** Start of Source data **
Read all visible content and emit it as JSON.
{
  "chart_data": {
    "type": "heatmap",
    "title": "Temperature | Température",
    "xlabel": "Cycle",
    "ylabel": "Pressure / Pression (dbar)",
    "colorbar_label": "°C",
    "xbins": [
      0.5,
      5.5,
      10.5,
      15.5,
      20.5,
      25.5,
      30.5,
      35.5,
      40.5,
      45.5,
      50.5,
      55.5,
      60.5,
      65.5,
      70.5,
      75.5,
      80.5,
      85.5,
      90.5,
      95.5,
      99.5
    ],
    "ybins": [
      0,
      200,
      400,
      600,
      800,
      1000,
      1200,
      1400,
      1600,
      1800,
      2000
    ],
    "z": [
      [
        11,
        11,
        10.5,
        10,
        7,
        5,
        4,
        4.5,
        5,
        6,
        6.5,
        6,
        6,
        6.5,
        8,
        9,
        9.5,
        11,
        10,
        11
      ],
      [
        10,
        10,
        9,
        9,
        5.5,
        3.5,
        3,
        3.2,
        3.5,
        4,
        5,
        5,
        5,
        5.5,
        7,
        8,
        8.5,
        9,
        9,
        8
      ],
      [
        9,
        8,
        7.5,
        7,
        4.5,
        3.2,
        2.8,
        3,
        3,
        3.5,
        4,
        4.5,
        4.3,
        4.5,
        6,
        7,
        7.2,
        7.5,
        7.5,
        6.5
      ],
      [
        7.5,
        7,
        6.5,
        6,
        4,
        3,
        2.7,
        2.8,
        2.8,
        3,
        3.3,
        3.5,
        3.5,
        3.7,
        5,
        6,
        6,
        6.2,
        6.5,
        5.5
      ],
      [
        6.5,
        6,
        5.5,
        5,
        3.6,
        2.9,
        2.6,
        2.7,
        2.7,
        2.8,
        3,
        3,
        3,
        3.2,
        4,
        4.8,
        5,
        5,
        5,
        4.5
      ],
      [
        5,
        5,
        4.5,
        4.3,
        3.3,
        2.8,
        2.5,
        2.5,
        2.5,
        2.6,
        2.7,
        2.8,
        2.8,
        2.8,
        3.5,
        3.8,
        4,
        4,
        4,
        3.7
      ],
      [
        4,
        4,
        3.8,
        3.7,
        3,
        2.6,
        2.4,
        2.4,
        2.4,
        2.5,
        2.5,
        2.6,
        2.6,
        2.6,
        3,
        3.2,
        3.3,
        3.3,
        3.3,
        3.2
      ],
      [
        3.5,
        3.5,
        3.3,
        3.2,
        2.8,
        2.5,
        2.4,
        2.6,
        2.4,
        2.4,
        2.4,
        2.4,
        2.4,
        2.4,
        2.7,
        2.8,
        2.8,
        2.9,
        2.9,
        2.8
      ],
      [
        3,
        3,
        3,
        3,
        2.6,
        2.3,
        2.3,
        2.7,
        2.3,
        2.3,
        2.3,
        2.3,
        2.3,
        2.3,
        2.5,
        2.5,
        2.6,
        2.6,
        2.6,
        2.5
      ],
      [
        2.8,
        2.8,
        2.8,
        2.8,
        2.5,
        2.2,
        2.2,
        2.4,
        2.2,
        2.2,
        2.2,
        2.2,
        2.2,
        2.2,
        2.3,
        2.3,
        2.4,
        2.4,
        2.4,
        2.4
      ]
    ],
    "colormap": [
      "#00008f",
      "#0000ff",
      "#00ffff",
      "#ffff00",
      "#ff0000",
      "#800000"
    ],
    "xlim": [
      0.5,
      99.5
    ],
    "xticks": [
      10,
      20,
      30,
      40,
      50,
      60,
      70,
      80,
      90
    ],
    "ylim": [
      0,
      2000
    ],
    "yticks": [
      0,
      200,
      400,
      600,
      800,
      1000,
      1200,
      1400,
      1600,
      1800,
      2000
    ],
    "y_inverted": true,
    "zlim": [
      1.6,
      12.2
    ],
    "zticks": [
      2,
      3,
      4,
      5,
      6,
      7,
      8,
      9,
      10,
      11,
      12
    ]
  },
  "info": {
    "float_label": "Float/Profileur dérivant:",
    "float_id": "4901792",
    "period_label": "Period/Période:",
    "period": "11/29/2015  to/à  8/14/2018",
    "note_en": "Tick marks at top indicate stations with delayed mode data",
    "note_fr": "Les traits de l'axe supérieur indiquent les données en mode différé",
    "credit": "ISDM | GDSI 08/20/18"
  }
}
** End of Source data **
*Exercise*
Please reproduce the entire listing, exactly as shown.

*Reply to the exercise*
Read all visible content and emit it as JSON.
{
  "chart_data": {
    "type": "heatmap",
    "title": "Temperature | Température",
    "xlabel": "Cycle",
    "ylabel": "Pressure / Pression (dbar)",
    "colorbar_label": "°C",
    "xbins": [
      0.5,
      5.5,
      10.5,
      15.5,
      20.5,
      25.5,
      30.5,
      35.5,
      40.5,
      45.5,
      50.5,
      55.5,
      60.5,
      65.5,
      70.5,
      75.5,
      80.5,
      85.5,
      90.5,
      95.5,
      99.5
    ],
    "ybins": [
      0,
      200,
      400,
      600,
      800,
      1000,
      1200,
      1400,
      1600,
      1800,
      2000
    ],
    "z": [
      [
        11,
        11,
        10.5,
        10,
        7,
        5,
        4,
        4.5,
        5,
        6,
        6.5,
        6,
        6,
        6.5,
        8,
        9,
        9.5,
        11,
        10,
        11
      ],
      [
        10,
        10,
        9,
        9,
        5.5,
        3.5,
        3,
        3.2,
        3.5,
        4,
        5,
        5,
        5,
        5.5,
        7,
        8,
        8.5,
        9,
        9,
        8
      ],
      [
        9,
        8,
        7.5,
        7,
        4.5,
        3.2,
        2.8,
        3,
        3,
        3.5,
        4,
        4.5,
        4.3,
        4.5,
        6,
        7,
        7.2,
        7.5,
        7.5,
        6.5
      ],
      [
        7.5,
        7,
        6.5,
        6,
        4,
        3,
        2.7,
        2.8,
        2.8,
        3,
        3.3,
        3.5,
        3.5,
        3.7,
        5,
        6,
        6,
        6.2,
        6.5,
        5.5
      ],
      [
        6.5,
        6,
        5.5,
        5,
        3.6,
        2.9,
        2.6,
        2.7,
        2.7,
        2.8,
        3,
        3,
        3,
        3.2,
        4,
        4.8,
        5,
        5,
        5,
        4.5
      ],
      [
        5,
        5,
        4.5,
        4.3,
        3.3,
        2.8,
        2.5,
        2.5,
        2.5,
        2.6,
        2.7,
        2.8,
        2.8,
        2.8,
        3.5,
        3.8,
        4,
        4,
        4,
        3.7
      ],
      [
        4,
        4,
        3.8,
        3.7,
        3,
        2.6,
        2.4,
        2.4,
        2.4,
        2.5,
        2.5,
        2.6,
        2.6,
        2.6,
        3,
        3.2,
        3.3,
        3.3,
        3.3,
        3.2
      ],
      [
        3.5,
        3.5,
        3.3,
        3.2,
        2.8,
        2.5,
        2.4,
        2.6,
        2.4,
        2.4,
        2.4,
        2.4,
        2.4,
        2.4,
        2.7,
        2.8,
        2.8,
        2.9,
        2.9,
        2.8
      ],
      [
        3,
        3,
        3,
        3,
        2.6,
        2.3,
        2.3,
        2.7,
        2.3,
        2.3,
        2.3,
        2.3,
        2.3,
        2.3,
        2.5,
        2.5,
        2.6,
        2.6,
        2.6,
        2.5
      ],
      [
        2.8,
        2.8,
        2.8,
        2.8,
        2.5,
        2.2,
        2.2,
        2.4,
        2.2,
        2.2,
        2.2,
        2.2,
        2.2,
        2.2,
        2.3,
        2.3,
        2.4,
        2.4,
        2.4,
        2.4
      ]
    ],
    "colormap": [
      "#00008f",
      "#0000ff",
      "#00ffff",
      "#ffff00",
      "#ff0000",
      "#800000"
    ],
    "xlim": [
      0.5,
      99.5
    ],
    "xticks": [
      10,
      20,
      30,
      40,
      50,
      60,
      70,
      80,
      90
    ],
    "ylim": [
      0,
      2000
    ],
    "yticks": [
      0,
      200,
      400,
      600,
      800,
      1000,
      1200,
      1400,
      1600,
      1800,
      2000
    ],
    "y_inverted": true,
    "zlim": [
      1.6,
      12.2
    ],
    "zticks": [
      2,
      3,
      4,
      5,
      6,
      7,
      8,
      9,
      10,
      11,
      12
    ]
  },
  "info": {
    "float_label": "Float/Profileur dérivant:",
    "float_id": "4901792",
    "period_label": "Period/Période:",
    "period": "11/29/2015  to/à  8/14/2018",
    "note_en": "Tick marks at top indicate stations with delayed mode data",
    "note_fr": "Les traits de l'axe supérieur indiquent les données en mode différé",
    "credit": "ISDM | GDSI 08/20/18"
  }
}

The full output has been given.